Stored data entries
--

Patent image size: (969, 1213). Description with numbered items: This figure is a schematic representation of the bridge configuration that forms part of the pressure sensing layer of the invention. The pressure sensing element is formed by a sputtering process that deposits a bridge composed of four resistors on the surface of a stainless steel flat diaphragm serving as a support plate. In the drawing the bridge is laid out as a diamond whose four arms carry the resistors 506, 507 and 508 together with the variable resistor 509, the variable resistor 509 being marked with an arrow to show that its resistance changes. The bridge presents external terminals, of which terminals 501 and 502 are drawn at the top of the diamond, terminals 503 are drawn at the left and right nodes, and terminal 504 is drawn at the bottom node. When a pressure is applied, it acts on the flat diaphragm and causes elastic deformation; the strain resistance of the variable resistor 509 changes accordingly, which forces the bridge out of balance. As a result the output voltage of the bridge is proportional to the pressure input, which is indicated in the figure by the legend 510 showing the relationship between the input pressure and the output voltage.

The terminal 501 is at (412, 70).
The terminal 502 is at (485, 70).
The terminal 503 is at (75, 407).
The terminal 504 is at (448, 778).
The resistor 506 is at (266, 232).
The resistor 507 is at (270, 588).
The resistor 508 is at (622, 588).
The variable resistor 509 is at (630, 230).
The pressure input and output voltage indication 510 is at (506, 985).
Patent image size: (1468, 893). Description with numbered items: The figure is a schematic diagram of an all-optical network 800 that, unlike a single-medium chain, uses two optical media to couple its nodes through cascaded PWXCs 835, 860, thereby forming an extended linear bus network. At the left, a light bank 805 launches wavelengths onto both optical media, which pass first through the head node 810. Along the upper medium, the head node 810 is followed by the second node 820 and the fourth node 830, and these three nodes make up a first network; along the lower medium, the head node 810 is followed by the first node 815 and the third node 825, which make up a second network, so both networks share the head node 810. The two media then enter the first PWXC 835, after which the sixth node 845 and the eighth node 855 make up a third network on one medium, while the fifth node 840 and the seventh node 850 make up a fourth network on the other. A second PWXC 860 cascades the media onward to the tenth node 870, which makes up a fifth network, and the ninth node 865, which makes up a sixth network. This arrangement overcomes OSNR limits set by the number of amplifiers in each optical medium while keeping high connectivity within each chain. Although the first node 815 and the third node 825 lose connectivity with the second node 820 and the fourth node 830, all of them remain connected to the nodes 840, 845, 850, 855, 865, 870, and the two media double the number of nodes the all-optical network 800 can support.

--

§ **YOUR OBJECTIVE**
Reproduce the records above with each "schematic" switched to "diagrammatic", leaving every other part unchanged.

§ **REPLY**
Patent image size: (969, 1213). Description with numbered items: This figure is a diagrammatic representation of the bridge configuration that forms part of the pressure sensing layer of the invention. The pressure sensing element is formed by a sputtering process that deposits a bridge composed of four resistors on the surface of a stainless steel flat diaphragm serving as a support plate. In the drawing the bridge is laid out as a diamond whose four arms carry the resistors 506, 507 and 508 together with the variable resistor 509, the variable resistor 509 being marked with an arrow to show that its resistance changes. The bridge presents external terminals, of which terminals 501 and 502 are drawn at the top of the diamond, terminals 503 are drawn at the left and right nodes, and terminal 504 is drawn at the bottom node. When a pressure is applied, it acts on the flat diaphragm and causes elastic deformation; the strain resistance of the variable resistor 509 changes accordingly, which forces the bridge out of balance. As a result the output voltage of the bridge is proportional to the pressure input, which is indicated in the figure by the legend 510 showing the relationship between the input pressure and the output voltage.

The terminal 501 is at (412, 70).
The terminal 502 is at (485, 70).
The terminal 503 is at (75, 407).
The terminal 504 is at (448, 778).
The resistor 506 is at (266, 232).
The resistor 507 is at (270, 588).
The resistor 508 is at (622, 588).
The variable resistor 509 is at (630, 230).
The pressure input and output voltage indication 510 is at (506, 985).
Patent image size: (1468, 893). Description with numbered items: The figure is a diagrammatic diagram of an all-optical network 800 that, unlike a single-medium chain, uses two optical media to couple its nodes through cascaded PWXCs 835, 860, thereby forming an extended linear bus network. At the left, a light bank 805 launches wavelengths onto both optical media, which pass first through the head node 810. Along the upper medium, the head node 810 is followed by the second node 820 and the fourth node 830, and these three nodes make up a first network; along the lower medium, the head node 810 is followed by the first node 815 and the third node 825, which make up a second network, so both networks share the head node 810. The two media then enter the first PWXC 835, after which the sixth node 845 and the eighth node 855 make up a third network on one medium, while the fifth node 840 and the seventh node 850 make up a fourth network on the other. A second PWXC 860 cascades the media onward to the tenth node 870, which makes up a fifth network, and the ninth node 865, which makes up a sixth network. This arrangement overcomes OSNR limits set by the number of amplifiers in each optical medium while keeping high connectivity within each chain. Although the first node 815 and the third node 825 lose connectivity with the second node 820 and the fourth node 830, all of them remain connected to the nodes 840, 845, 850, 855, 865, 870, and the two media double the number of nodes the all-optical network 800 can support.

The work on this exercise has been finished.